**Your objective:** Your task is to repeat all of the material exactly.

**Extracted material:**
# # # # #

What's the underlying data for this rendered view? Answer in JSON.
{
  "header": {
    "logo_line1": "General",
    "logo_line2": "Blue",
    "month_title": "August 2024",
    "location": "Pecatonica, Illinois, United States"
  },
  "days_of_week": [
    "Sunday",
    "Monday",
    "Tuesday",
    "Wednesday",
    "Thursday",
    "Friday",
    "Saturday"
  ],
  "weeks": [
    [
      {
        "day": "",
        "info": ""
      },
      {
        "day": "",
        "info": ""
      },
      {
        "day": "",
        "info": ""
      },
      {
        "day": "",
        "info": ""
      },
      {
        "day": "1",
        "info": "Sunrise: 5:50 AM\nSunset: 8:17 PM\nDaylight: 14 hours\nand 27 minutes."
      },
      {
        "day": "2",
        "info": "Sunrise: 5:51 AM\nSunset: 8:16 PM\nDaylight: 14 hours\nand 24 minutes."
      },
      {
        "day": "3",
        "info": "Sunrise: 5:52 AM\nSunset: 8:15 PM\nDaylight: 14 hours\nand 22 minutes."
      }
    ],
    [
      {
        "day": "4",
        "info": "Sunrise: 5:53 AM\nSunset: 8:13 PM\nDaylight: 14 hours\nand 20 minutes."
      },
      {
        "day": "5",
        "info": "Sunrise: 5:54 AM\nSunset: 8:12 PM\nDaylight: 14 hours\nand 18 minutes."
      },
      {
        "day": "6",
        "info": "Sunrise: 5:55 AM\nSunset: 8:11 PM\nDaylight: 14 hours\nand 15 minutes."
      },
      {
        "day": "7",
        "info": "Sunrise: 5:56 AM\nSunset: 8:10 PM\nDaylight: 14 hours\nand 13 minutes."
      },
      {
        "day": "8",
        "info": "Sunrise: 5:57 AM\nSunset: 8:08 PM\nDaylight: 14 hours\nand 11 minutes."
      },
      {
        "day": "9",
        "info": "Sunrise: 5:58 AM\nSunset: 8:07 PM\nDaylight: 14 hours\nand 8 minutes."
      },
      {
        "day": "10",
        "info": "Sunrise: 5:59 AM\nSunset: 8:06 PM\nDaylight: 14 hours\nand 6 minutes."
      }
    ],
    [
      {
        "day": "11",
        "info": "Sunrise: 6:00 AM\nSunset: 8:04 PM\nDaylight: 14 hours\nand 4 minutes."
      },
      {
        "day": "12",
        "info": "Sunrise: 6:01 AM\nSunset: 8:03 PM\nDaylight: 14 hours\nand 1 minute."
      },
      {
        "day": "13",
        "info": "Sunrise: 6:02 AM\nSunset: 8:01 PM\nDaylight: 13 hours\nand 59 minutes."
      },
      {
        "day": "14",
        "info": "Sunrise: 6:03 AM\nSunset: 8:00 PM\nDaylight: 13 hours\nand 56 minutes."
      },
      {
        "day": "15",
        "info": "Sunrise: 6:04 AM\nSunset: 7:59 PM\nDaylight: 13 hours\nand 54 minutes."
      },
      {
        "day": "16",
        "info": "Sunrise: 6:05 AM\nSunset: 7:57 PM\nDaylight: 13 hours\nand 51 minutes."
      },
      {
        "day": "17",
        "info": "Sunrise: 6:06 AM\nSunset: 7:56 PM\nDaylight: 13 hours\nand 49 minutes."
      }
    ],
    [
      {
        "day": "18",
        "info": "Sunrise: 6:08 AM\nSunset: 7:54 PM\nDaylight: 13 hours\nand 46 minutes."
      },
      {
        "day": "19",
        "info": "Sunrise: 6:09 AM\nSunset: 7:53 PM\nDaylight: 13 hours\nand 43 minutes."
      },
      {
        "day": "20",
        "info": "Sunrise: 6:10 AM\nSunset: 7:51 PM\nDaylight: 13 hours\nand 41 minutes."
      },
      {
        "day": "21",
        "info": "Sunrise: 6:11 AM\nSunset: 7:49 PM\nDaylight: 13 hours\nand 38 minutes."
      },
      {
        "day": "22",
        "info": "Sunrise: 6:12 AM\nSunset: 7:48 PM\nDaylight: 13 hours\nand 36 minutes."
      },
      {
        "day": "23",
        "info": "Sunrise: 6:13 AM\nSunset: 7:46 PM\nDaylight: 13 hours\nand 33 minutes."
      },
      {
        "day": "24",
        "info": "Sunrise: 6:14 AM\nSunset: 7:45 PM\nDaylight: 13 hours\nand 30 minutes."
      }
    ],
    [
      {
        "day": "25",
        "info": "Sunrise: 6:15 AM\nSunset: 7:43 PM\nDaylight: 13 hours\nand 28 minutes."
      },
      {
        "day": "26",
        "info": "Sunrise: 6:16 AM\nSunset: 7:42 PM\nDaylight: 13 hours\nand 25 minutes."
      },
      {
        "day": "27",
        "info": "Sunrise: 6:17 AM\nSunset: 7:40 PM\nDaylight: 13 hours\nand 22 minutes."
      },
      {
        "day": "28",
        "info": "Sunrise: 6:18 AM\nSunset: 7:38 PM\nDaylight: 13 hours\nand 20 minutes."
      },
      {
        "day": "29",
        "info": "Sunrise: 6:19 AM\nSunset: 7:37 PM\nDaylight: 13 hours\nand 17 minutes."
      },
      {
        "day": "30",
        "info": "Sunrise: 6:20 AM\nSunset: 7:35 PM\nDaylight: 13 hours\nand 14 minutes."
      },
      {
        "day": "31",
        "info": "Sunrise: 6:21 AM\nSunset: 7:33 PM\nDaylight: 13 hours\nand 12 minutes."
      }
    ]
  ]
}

# # # # #

**The completed task:**
What's the underlying data for this rendered view? Answer in JSON.
{
  "header": {
    "logo_line1": "General",
    "logo_line2": "Blue",
    "month_title": "August 2024",
    "location": "Pecatonica, Illinois, United States"
  },
  "days_of_week": [
    "Sunday",
    "Monday",
    "Tuesday",
    "Wednesday",
    "Thursday",
    "Friday",
    "Saturday"
  ],
  "weeks": [
    [
      {
        "day": "",
        "info": ""
      },
      {
        "day": "",
        "info": ""
      },
      {
        "day": "",
        "info": ""
      },
      {
        "day": "",
        "info": ""
      },
      {
        "day": "1",
        "info": "Sunrise: 5:50 AM\nSunset: 8:17 PM\nDaylight: 14 hours\nand 27 minutes."
      },
      {
        "day": "2",
        "info": "Sunrise: 5:51 AM\nSunset: 8:16 PM\nDaylight: 14 hours\nand 24 minutes."
      },
      {
        "day": "3",
        "info": "Sunrise: 5:52 AM\nSunset: 8:15 PM\nDaylight: 14 hours\nand 22 minutes."
      }
    ],
    [
      {
        "day": "4",
        "info": "Sunrise: 5:53 AM\nSunset: 8:13 PM\nDaylight: 14 hours\nand 20 minutes."
      },
      {
        "day": "5",
        "info": "Sunrise: 5:54 AM\nSunset: 8:12 PM\nDaylight: 14 hours\nand 18 minutes."
      },
      {
        "day": "6",
        "info": "Sunrise: 5:55 AM\nSunset: 8:11 PM\nDaylight: 14 hours\nand 15 minutes."
      },
      {
        "day": "7",
        "info": "Sunrise: 5:56 AM\nSunset: 8:10 PM\nDaylight: 14 hours\nand 13 minutes."
      },
      {
        "day": "8",
        "info": "Sunrise: 5:57 AM\nSunset: 8:08 PM\nDaylight: 14 hours\nand 11 minutes."
      },
      {
        "day": "9",
        "info": "Sunrise: 5:58 AM\nSunset: 8:07 PM\nDaylight: 14 hours\nand 8 minutes."
      },
      {
        "day": "10",
        "info": "Sunrise: 5:59 AM\nSunset: 8:06 PM\nDaylight: 14 hours\nand 6 minutes."
      }
    ],
    [
      {
        "day": "11",
        "info": "Sunrise: 6:00 AM\nSunset: 8:04 PM\nDaylight: 14 hours\nand 4 minutes."
      },
      {
        "day": "12",
        "info": "Sunrise: 6:01 AM\nSunset: 8:03 PM\nDaylight: 14 hours\nand 1 minute."
      },
      {
        "day": "13",
        "info": "Sunrise: 6:02 AM\nSunset: 8:01 PM\nDaylight: 13 hours\nand 59 minutes."
      },
      {
        "day": "14",
        "info": "Sunrise: 6:03 AM\nSunset: 8:00 PM\nDaylight: 13 hours\nand 56 minutes."
      },
      {
        "day": "15",
        "info": "Sunrise: 6:04 AM\nSunset: 7:59 PM\nDaylight: 13 hours\nand 54 minutes."
      },
      {
        "day": "16",
        "info": "Sunrise: 6:05 AM\nSunset: 7:57 PM\nDaylight: 13 hours\nand 51 minutes."
      },
      {
        "day": "17",
        "info": "Sunrise: 6:06 AM\nSunset: 7:56 PM\nDaylight: 13 hours\nand 49 minutes."
      }
    ],
    [
      {
        "day": "18",
        "info": "Sunrise: 6:08 AM\nSunset: 7:54 PM\nDaylight: 13 hours\nand 46 minutes."
      },
      {
        "day": "19",
        "info": "Sunrise: 6:09 AM\nSunset: 7:53 PM\nDaylight: 13 hours\nand 43 minutes."
      },
      {
        "day": "20",
        "info": "Sunrise: 6:10 AM\nSunset: 7:51 PM\nDaylight: 13 hours\nand 41 minutes."
      },
      {
        "day": "21",
        "info": "Sunrise: 6:11 AM\nSunset: 7:49 PM\nDaylight: 13 hours\nand 38 minutes."
      },
      {
        "day": "22",
        "info": "Sunrise: 6:12 AM\nSunset: 7:48 PM\nDaylight: 13 hours\nand 36 minutes."
      },
      {
        "day": "23",
        "info": "Sunrise: 6:13 AM\nSunset: 7:46 PM\nDaylight: 13 hours\nand 33 minutes."
      },
      {
        "day": "24",
        "info": "Sunrise: 6:14 AM\nSunset: 7:45 PM\nDaylight: 13 hours\nand 30 minutes."
      }
    ],
    [
      {
        "day": "25",
        "info": "Sunrise: 6:15 AM\nSunset: 7:43 PM\nDaylight: 13 hours\nand 28 minutes."
      },
      {
        "day": "26",
        "info": "Sunrise: 6:16 AM\nSunset: 7:42 PM\nDaylight: 13 hours\nand 25 minutes."
      },
      {
        "day": "27",
        "info": "Sunrise: 6:17 AM\nSunset: 7:40 PM\nDaylight: 13 hours\nand 22 minutes."
      },
      {
        "day": "28",
        "info": "Sunrise: 6:18 AM\nSunset: 7:38 PM\nDaylight: 13 hours\nand 20 minutes."
      },
      {
        "day": "29",
        "info": "Sunrise: 6:19 AM\nSunset: 7:37 PM\nDaylight: 13 hours\nand 17 minutes."
      },
      {
        "day": "30",
        "info": "Sunrise: 6:20 AM\nSunset: 7:35 PM\nDaylight: 13 hours\nand 14 minutes."
      },
      {
        "day": "31",
        "info": "Sunrise: 6:21 AM\nSunset: 7:33 PM\nDaylight: 13 hours\nand 12 minutes."
      }
    ]
  ]
}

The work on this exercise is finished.